### TO BE DONE
Using the data beneath, show every line that includes the word "деятельности".

──────── DATA PROVIDED ────────

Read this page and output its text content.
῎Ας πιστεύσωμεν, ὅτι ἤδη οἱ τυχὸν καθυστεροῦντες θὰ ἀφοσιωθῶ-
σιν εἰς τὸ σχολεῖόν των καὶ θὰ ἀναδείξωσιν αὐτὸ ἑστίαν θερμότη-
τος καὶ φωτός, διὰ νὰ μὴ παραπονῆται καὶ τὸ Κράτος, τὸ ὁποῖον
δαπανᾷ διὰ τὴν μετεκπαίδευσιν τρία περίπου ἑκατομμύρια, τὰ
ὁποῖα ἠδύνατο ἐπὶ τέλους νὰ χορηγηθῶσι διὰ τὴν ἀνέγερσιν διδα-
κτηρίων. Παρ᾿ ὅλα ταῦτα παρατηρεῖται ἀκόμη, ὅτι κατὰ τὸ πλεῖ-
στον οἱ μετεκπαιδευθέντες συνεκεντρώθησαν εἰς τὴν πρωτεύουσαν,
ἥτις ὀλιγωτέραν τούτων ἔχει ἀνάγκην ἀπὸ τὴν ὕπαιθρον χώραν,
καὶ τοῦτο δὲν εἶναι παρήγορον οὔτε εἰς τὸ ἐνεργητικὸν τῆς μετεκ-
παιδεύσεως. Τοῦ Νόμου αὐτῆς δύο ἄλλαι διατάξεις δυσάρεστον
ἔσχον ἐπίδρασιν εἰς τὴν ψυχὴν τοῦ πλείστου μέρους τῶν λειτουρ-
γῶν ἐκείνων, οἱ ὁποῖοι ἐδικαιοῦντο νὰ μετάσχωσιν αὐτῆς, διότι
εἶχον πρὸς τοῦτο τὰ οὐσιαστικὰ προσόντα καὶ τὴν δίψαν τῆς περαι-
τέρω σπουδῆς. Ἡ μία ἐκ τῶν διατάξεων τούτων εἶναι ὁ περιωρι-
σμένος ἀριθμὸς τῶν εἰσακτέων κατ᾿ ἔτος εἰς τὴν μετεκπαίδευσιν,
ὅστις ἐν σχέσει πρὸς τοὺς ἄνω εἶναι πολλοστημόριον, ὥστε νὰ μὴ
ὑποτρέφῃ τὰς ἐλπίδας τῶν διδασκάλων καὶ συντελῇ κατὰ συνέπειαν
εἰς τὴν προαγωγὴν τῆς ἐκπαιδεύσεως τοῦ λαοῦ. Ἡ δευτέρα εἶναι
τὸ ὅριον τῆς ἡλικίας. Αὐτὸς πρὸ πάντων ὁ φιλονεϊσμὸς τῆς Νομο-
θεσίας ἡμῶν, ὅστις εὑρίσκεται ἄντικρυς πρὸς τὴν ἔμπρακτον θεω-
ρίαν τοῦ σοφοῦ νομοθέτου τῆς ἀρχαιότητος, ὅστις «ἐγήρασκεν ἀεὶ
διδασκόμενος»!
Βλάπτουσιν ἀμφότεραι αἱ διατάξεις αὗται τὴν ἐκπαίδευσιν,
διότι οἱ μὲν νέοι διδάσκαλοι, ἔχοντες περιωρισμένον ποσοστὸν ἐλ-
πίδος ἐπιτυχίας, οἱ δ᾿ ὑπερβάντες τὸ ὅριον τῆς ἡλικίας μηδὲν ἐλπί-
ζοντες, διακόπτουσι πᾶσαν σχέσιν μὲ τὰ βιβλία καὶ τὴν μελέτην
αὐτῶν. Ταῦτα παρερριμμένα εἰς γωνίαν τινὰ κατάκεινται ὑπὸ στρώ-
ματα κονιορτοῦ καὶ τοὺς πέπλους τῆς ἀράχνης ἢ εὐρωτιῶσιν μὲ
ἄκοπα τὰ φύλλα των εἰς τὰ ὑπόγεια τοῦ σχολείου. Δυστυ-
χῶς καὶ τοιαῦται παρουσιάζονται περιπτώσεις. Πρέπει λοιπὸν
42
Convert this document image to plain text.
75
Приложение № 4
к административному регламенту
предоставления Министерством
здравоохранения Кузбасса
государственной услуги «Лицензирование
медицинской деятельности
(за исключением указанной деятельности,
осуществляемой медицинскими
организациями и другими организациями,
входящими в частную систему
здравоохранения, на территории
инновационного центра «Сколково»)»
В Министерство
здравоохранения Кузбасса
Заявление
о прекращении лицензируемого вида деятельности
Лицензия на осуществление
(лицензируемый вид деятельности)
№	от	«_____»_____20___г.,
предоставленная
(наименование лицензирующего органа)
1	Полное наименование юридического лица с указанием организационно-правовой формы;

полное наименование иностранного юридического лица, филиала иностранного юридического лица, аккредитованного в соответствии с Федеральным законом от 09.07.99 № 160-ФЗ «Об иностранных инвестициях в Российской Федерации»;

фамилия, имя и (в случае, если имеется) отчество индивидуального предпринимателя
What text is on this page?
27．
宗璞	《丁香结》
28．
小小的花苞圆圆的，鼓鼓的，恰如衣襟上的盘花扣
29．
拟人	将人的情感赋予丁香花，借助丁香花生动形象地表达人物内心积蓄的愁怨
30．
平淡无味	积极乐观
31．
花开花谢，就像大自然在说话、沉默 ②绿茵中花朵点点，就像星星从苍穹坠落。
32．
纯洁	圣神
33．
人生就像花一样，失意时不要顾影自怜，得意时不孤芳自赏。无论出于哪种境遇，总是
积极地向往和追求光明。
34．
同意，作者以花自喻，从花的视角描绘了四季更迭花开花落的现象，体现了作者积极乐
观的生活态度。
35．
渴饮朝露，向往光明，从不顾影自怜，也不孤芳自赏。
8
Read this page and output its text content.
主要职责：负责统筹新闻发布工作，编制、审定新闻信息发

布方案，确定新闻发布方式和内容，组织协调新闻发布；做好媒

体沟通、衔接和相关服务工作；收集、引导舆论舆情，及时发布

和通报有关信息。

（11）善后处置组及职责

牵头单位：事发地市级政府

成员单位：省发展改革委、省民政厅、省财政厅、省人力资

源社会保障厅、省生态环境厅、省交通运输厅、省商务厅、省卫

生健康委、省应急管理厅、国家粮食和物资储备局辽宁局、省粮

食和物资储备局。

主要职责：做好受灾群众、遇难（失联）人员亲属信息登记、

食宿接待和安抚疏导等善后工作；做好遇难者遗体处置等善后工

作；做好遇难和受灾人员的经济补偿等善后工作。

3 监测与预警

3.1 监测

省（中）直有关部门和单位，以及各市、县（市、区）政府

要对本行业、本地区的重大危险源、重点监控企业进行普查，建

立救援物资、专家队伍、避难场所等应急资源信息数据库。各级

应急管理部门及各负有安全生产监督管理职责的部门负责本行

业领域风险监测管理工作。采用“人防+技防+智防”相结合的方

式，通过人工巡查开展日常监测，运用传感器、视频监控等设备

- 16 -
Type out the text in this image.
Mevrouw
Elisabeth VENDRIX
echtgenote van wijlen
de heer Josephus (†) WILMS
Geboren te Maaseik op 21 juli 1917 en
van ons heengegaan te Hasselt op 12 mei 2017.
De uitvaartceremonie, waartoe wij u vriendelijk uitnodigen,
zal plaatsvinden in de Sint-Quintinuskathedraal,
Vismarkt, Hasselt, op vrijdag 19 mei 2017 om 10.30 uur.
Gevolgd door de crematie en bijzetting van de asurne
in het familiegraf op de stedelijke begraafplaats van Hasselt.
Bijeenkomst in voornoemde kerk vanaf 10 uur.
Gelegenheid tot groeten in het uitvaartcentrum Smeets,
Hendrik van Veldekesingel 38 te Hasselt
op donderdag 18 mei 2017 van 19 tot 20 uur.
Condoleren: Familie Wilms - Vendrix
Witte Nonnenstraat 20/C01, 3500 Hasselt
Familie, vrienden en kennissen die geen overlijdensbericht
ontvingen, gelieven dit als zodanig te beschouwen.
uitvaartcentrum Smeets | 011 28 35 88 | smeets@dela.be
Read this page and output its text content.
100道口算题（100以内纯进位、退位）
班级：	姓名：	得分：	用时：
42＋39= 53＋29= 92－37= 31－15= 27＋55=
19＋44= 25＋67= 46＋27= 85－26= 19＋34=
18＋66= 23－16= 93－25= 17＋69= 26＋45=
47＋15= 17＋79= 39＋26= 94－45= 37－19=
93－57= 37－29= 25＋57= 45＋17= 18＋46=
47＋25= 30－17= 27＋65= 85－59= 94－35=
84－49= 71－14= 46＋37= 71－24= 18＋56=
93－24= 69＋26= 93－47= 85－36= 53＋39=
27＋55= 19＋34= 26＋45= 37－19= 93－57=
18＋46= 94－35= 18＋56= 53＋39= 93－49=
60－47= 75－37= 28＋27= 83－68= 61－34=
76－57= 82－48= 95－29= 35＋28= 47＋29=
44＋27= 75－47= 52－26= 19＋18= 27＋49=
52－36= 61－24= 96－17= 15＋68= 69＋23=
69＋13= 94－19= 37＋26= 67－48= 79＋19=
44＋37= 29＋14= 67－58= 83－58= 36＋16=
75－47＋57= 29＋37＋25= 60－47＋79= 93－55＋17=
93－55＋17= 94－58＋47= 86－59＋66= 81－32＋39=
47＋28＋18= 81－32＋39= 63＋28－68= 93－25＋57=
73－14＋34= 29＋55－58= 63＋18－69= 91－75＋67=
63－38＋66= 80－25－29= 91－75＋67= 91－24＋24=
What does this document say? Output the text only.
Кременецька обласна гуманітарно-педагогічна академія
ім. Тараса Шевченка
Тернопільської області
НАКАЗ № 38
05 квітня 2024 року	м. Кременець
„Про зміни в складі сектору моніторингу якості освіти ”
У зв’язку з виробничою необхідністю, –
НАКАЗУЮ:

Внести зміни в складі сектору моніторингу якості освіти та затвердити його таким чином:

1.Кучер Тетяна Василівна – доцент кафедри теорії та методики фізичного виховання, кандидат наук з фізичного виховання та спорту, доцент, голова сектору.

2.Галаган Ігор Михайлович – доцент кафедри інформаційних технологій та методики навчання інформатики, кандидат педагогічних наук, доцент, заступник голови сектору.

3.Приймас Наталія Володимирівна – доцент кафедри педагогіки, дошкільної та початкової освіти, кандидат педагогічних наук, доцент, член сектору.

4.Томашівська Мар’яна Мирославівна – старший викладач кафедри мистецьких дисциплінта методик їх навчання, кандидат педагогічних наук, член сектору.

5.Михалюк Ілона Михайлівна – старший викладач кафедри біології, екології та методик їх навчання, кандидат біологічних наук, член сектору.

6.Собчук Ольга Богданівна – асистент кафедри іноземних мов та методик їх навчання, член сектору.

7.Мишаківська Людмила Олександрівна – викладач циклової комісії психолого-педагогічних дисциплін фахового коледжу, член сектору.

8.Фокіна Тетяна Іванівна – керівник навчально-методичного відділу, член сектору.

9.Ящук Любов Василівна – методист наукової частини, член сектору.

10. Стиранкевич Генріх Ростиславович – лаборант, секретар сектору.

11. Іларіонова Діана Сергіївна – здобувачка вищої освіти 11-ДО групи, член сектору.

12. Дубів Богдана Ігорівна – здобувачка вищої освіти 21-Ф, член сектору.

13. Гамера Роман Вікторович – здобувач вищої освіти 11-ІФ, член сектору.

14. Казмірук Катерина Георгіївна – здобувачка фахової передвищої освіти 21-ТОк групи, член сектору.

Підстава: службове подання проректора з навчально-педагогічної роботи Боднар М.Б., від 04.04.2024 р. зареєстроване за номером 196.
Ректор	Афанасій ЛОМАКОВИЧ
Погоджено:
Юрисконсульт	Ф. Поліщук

────────

### REPLY
медицинской деятельности
(за исключением указанной деятельности,
о прекращении лицензируемого вида деятельности
(лицензируемый вид деятельности)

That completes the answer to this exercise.